Note each line of the listing that contains the string "冷却介质温度", and copy it.

-------

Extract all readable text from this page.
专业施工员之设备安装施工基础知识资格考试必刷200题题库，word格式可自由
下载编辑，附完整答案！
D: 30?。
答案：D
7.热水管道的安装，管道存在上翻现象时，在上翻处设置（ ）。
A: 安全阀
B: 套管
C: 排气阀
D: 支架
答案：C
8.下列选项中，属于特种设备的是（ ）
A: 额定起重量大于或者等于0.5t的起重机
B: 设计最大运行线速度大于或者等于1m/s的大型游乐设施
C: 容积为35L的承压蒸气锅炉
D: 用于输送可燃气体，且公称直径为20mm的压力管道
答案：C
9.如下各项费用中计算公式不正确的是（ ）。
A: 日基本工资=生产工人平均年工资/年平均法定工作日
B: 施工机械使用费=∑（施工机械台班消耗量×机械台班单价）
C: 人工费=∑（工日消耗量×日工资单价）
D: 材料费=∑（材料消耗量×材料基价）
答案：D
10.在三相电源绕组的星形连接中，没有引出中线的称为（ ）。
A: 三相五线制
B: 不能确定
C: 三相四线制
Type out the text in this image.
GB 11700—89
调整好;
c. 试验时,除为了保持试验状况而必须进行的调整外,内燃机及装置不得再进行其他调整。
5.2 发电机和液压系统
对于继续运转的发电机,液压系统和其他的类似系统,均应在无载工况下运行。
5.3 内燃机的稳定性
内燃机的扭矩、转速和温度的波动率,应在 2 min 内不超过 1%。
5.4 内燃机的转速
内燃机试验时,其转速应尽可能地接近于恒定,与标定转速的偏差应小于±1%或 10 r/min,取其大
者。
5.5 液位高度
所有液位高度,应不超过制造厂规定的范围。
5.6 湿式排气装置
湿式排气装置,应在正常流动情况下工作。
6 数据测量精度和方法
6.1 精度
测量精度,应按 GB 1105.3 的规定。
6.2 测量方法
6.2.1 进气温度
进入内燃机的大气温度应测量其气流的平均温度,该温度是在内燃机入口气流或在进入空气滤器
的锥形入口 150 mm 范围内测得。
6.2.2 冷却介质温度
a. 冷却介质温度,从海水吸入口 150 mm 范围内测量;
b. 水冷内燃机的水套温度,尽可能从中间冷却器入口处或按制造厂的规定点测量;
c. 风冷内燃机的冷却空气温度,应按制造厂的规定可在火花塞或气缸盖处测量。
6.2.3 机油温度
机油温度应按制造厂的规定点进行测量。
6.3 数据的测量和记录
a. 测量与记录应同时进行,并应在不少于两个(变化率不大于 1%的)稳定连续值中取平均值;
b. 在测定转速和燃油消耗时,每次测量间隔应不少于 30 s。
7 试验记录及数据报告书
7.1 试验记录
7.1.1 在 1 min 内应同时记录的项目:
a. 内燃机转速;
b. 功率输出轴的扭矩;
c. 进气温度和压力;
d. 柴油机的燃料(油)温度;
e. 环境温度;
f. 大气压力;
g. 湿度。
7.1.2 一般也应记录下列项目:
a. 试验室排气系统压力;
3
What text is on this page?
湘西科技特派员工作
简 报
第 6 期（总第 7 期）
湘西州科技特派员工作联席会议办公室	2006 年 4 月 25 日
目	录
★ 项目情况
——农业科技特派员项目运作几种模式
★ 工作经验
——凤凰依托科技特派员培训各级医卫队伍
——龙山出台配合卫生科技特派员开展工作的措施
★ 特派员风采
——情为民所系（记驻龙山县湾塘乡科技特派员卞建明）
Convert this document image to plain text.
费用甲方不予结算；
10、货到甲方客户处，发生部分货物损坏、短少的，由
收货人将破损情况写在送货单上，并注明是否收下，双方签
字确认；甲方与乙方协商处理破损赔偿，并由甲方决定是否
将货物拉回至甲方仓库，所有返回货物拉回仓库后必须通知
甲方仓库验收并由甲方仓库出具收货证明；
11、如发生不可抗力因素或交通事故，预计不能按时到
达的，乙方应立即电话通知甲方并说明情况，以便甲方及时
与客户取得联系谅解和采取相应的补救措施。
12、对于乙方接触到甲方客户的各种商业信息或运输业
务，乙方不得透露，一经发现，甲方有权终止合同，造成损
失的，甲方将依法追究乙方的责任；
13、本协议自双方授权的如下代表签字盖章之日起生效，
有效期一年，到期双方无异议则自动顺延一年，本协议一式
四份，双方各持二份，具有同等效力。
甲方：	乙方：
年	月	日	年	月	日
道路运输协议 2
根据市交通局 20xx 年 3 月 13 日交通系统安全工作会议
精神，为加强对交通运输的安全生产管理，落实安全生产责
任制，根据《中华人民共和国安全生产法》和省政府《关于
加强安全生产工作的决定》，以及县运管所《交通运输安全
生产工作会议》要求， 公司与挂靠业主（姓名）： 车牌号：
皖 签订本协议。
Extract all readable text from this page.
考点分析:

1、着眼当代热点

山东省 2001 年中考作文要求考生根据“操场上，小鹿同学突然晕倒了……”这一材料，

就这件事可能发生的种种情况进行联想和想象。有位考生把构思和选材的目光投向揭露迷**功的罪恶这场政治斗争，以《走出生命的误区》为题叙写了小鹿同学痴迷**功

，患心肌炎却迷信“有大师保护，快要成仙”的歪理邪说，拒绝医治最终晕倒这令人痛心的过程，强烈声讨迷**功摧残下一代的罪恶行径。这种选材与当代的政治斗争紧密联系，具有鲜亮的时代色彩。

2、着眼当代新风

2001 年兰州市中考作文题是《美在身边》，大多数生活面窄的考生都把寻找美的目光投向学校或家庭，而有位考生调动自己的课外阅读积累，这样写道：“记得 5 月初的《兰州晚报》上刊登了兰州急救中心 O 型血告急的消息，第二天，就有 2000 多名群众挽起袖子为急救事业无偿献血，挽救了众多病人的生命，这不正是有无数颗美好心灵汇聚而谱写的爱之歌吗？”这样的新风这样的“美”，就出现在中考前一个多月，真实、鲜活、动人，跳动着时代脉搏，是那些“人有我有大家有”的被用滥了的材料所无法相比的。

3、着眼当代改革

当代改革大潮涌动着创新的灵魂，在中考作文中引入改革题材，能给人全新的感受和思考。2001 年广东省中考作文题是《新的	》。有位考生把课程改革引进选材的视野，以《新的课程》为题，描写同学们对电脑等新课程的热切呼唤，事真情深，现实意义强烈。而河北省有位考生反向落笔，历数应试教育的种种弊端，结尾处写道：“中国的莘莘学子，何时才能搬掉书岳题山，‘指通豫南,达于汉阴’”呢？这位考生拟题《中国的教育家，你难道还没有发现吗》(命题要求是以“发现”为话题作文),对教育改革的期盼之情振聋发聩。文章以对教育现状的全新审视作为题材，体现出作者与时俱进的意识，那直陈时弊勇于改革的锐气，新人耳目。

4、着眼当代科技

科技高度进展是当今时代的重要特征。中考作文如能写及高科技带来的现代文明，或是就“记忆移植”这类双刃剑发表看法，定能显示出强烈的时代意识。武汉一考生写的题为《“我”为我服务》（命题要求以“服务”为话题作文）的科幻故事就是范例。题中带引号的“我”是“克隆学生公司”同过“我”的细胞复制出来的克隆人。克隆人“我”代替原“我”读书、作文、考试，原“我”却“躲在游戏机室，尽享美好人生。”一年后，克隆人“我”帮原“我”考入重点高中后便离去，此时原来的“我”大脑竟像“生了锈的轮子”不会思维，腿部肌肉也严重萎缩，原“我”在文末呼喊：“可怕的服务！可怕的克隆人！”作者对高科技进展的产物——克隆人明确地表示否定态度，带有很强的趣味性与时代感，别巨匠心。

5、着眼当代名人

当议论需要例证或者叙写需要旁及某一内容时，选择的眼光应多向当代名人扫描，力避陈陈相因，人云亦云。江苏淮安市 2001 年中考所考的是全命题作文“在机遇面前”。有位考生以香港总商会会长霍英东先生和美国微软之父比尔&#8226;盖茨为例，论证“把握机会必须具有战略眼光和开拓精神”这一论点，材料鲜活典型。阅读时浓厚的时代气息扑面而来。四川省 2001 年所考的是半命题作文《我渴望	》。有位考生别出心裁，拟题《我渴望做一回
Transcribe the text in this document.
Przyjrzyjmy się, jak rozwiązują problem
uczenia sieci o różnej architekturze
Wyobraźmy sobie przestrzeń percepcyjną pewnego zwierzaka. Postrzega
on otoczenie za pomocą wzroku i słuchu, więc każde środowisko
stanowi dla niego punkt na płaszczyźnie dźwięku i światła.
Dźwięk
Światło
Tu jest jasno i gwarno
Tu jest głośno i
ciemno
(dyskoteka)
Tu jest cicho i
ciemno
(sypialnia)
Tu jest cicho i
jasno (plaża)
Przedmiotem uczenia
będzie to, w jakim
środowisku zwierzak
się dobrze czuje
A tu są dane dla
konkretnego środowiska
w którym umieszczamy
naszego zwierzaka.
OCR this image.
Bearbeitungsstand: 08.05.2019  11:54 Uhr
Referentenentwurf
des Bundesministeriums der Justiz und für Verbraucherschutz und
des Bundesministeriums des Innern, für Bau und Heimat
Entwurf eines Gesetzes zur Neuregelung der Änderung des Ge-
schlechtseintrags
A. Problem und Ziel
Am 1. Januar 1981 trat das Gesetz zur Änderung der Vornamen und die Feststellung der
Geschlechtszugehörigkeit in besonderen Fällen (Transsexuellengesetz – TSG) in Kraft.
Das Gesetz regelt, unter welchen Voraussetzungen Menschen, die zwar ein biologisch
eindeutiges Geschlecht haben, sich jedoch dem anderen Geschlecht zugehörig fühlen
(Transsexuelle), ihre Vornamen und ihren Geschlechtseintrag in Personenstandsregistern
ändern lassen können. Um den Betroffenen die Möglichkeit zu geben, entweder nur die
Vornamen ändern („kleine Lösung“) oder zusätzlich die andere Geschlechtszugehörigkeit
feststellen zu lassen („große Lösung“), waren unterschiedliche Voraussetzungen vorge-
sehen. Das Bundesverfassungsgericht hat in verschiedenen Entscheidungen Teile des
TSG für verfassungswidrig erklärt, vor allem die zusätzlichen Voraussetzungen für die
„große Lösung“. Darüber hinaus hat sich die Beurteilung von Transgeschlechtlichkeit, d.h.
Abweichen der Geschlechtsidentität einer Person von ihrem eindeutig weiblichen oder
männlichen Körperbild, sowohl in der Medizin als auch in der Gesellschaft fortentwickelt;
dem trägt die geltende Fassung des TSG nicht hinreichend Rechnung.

-------

**Task answer:**
6.2.2 冷却介质温度
a. 冷却介质温度,从海水吸入口 150 mm 范围内测量;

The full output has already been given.